◆ Instruction ◆
Put every line of the entries, from the very first down to and including the one that contains "heatmap-cell xyxy=(126,285,131,289)", into a Markdown table with the columns Row and Entry. Number each row and skip any blank lines.

►

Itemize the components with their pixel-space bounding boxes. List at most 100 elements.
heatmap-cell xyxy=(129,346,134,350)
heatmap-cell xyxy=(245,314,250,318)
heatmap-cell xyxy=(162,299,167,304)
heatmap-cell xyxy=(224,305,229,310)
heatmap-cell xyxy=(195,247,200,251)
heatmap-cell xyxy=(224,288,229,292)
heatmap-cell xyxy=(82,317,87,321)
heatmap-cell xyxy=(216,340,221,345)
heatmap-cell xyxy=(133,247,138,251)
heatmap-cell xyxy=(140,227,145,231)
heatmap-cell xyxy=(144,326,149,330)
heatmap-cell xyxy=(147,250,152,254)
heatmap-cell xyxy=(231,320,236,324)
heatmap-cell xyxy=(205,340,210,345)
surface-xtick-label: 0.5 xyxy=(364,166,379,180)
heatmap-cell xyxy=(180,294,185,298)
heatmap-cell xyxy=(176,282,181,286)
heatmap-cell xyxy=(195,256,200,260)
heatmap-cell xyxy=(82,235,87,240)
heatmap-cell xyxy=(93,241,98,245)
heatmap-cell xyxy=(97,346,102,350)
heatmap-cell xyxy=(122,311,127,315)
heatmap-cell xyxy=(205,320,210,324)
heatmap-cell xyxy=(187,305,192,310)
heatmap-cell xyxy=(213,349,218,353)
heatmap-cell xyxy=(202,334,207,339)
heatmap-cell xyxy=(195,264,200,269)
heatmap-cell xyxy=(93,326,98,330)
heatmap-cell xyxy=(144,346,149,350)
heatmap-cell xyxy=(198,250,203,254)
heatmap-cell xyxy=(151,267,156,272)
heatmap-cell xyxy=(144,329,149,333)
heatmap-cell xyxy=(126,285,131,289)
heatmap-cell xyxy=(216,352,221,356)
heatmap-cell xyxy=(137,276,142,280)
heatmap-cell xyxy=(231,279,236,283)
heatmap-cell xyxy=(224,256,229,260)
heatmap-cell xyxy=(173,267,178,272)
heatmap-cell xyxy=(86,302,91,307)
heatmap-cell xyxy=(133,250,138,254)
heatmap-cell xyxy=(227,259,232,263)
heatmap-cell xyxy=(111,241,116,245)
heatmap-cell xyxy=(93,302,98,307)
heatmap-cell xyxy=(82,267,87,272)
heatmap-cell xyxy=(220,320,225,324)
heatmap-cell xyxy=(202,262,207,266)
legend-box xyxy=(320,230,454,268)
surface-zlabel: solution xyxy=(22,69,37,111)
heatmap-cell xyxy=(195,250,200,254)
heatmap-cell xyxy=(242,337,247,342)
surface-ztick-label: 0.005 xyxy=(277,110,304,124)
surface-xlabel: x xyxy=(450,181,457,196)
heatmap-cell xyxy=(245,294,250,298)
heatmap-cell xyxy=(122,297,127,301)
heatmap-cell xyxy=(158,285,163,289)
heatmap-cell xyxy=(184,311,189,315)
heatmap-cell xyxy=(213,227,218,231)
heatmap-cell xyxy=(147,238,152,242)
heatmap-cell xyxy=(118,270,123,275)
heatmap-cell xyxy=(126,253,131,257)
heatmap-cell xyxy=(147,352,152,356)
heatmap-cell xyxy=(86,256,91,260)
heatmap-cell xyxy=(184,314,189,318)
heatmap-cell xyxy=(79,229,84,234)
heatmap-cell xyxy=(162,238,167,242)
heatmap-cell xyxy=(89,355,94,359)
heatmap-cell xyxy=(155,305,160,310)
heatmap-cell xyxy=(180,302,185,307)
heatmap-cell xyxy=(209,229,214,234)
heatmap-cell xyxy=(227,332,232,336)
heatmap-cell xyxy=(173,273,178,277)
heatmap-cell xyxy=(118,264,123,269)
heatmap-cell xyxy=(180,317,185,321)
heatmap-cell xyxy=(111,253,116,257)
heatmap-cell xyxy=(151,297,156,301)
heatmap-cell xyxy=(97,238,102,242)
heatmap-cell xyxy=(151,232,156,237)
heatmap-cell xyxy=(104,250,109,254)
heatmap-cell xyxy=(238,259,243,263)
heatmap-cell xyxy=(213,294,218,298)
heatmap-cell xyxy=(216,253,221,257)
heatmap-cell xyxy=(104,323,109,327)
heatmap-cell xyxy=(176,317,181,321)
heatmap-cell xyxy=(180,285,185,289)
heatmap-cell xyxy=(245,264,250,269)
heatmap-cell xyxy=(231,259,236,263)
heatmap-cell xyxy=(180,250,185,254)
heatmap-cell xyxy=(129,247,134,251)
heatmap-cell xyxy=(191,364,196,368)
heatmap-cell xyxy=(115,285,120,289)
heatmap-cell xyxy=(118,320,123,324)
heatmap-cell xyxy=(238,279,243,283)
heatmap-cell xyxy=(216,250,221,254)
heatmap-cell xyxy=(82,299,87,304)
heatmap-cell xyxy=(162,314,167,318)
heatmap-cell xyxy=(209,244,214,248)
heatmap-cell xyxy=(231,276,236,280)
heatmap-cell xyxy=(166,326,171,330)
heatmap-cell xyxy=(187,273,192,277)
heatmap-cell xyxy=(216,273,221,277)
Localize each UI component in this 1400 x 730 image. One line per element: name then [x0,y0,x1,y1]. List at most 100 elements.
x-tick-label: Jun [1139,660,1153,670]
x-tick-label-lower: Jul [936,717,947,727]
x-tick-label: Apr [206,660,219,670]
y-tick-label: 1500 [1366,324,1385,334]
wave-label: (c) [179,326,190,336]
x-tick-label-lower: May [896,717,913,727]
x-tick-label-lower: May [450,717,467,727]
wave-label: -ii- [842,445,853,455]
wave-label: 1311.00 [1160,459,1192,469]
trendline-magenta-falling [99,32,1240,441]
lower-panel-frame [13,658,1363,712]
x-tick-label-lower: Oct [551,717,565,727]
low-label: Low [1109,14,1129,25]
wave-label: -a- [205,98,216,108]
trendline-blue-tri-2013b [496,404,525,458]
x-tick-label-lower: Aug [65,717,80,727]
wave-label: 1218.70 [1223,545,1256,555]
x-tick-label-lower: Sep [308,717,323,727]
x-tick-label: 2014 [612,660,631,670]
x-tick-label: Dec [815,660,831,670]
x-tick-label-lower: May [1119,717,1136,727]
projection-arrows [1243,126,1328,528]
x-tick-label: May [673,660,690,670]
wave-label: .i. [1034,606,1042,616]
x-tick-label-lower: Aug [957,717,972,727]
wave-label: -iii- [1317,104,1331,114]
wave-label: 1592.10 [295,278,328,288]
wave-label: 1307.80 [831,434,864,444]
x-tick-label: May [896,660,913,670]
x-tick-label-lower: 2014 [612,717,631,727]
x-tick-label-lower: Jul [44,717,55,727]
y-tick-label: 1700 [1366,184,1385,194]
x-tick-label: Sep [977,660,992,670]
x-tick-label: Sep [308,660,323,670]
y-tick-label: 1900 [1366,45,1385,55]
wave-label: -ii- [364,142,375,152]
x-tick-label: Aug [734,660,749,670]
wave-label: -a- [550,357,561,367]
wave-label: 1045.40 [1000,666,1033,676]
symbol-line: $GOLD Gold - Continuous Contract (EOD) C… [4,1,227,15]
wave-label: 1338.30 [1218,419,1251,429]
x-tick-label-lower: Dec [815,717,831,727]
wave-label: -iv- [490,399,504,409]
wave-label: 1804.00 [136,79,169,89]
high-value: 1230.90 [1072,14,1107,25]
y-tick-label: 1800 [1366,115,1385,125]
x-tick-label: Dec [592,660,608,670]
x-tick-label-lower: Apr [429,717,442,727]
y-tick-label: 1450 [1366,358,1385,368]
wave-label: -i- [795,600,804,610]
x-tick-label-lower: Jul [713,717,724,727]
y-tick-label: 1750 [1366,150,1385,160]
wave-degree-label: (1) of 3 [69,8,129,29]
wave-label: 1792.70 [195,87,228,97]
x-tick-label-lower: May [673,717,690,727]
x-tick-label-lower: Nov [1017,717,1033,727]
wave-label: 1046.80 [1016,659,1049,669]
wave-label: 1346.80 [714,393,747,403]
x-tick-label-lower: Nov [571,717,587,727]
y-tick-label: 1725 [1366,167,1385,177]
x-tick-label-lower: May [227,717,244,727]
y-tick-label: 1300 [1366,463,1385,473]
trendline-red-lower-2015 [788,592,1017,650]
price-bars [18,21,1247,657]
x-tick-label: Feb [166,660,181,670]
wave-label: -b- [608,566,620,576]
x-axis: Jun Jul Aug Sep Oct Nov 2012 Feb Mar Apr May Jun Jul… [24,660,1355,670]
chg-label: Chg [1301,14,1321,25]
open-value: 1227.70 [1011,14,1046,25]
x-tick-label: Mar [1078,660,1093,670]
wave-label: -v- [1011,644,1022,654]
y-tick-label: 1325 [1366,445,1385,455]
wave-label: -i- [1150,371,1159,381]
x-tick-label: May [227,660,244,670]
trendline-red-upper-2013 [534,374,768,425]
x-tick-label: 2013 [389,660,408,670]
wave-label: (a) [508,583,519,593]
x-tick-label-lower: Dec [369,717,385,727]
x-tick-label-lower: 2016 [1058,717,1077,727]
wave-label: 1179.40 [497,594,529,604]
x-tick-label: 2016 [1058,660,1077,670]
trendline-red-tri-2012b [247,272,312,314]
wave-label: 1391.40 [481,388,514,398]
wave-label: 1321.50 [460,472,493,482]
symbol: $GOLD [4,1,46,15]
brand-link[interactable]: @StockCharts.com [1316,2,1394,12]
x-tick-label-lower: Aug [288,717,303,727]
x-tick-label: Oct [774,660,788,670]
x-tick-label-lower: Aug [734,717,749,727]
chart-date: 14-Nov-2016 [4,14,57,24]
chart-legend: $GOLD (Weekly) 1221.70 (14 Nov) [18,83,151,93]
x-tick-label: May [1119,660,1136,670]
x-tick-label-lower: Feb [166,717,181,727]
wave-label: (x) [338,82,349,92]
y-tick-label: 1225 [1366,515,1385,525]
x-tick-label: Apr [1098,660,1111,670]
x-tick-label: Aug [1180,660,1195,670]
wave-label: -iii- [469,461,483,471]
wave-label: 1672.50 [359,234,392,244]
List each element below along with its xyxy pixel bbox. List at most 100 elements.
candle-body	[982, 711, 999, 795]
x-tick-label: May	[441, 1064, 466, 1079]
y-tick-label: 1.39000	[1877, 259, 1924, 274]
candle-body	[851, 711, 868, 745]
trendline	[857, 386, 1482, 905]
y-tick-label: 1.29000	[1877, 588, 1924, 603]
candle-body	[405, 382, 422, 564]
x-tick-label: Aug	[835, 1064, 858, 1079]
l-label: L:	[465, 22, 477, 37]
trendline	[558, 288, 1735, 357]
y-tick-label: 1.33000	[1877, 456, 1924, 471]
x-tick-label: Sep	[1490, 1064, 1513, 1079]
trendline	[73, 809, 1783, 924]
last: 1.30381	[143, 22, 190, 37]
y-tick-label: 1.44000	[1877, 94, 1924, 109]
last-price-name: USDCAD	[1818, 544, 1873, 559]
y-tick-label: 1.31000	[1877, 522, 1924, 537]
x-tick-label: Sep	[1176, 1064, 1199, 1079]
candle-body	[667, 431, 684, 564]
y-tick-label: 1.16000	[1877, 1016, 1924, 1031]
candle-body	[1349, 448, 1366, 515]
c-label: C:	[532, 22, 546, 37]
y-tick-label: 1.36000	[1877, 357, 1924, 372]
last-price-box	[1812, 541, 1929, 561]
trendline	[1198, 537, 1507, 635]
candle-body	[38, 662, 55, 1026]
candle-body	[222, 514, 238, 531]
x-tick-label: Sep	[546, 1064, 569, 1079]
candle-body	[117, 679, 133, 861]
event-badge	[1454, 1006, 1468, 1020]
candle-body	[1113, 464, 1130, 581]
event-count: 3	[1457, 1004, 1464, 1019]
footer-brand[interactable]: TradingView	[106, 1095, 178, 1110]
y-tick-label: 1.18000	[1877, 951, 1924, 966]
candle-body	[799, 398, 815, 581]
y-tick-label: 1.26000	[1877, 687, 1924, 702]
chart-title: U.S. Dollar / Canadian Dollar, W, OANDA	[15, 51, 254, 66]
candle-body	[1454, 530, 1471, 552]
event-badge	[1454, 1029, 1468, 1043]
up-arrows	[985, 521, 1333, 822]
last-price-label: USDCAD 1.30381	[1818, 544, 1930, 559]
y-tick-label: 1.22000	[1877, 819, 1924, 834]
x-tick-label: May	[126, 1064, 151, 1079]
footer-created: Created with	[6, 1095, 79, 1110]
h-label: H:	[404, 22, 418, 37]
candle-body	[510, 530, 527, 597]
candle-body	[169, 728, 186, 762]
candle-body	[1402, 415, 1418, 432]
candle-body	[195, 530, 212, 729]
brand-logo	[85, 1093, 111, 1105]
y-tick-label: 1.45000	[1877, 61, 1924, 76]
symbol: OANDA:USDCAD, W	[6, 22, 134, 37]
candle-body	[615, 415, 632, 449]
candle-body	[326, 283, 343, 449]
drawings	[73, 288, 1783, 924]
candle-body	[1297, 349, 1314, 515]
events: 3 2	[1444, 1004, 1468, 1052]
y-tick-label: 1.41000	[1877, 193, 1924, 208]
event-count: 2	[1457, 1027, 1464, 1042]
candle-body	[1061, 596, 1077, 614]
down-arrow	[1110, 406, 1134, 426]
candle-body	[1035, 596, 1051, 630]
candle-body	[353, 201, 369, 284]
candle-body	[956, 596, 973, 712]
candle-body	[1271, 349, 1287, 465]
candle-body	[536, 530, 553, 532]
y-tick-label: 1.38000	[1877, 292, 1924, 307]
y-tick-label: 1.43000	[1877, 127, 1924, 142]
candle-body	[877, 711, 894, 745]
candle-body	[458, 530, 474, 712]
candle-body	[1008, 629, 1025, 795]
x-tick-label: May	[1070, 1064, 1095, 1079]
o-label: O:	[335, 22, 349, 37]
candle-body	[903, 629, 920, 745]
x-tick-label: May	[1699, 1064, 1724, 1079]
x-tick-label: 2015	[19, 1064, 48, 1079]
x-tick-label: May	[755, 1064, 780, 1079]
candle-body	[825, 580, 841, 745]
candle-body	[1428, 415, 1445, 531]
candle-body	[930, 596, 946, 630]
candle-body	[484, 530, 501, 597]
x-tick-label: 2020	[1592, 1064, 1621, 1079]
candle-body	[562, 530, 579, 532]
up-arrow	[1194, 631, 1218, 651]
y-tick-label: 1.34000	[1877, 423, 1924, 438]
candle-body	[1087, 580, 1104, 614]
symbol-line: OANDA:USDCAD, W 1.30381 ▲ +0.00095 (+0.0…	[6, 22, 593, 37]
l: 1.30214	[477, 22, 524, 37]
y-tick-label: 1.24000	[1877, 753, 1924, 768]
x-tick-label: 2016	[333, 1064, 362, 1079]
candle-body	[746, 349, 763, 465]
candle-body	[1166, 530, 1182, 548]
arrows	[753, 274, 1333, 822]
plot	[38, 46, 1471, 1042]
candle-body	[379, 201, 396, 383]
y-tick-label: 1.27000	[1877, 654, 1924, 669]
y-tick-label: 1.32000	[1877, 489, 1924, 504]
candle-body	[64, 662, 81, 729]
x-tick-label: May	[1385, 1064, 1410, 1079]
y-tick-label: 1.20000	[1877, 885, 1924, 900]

◄

◆ The reply ◆
| Row | Entry |
|---|---|
| 1 | Itemize the components with their pixel-space bounding boxes. List at most 100 elements. |
| 2 | heatmap-cell xyxy=(129,346,134,350) |
| 3 | heatmap-cell xyxy=(245,314,250,318) |
| 4 | heatmap-cell xyxy=(162,299,167,304) |
| 5 | heatmap-cell xyxy=(224,305,229,310) |
| 6 | heatmap-cell xyxy=(195,247,200,251) |
| 7 | heatmap-cell xyxy=(224,288,229,292) |
| 8 | heatmap-cell xyxy=(82,317,87,321) |
| 9 | heatmap-cell xyxy=(216,340,221,345) |
| 10 | heatmap-cell xyxy=(133,247,138,251) |
| 11 | heatmap-cell xyxy=(140,227,145,231) |
| 12 | heatmap-cell xyxy=(144,326,149,330) |
| 13 | heatmap-cell xyxy=(147,250,152,254) |
| 14 | heatmap-cell xyxy=(231,320,236,324) |
| 15 | heatmap-cell xyxy=(205,340,210,345) |
| 16 | surface-xtick-label: 0.5 xyxy=(364,166,379,180) |
| 17 | heatmap-cell xyxy=(180,294,185,298) |
| 18 | heatmap-cell xyxy=(176,282,181,286) |
| 19 | heatmap-cell xyxy=(195,256,200,260) |
| 20 | heatmap-cell xyxy=(82,235,87,240) |
| 21 | heatmap-cell xyxy=(93,241,98,245) |
| 22 | heatmap-cell xyxy=(97,346,102,350) |
| 23 | heatmap-cell xyxy=(122,311,127,315) |
| 24 | heatmap-cell xyxy=(205,320,210,324) |
| 25 | heatmap-cell xyxy=(187,305,192,310) |
| 26 | heatmap-cell xyxy=(213,349,218,353) |
| 27 | heatmap-cell xyxy=(202,334,207,339) |
| 28 | heatmap-cell xyxy=(195,264,200,269) |
| 29 | heatmap-cell xyxy=(93,326,98,330) |
| 30 | heatmap-cell xyxy=(144,346,149,350) |
| 31 | heatmap-cell xyxy=(198,250,203,254) |
| 32 | heatmap-cell xyxy=(151,267,156,272) |
| 33 | heatmap-cell xyxy=(144,329,149,333) |
| 34 | heatmap-cell xyxy=(126,285,131,289) |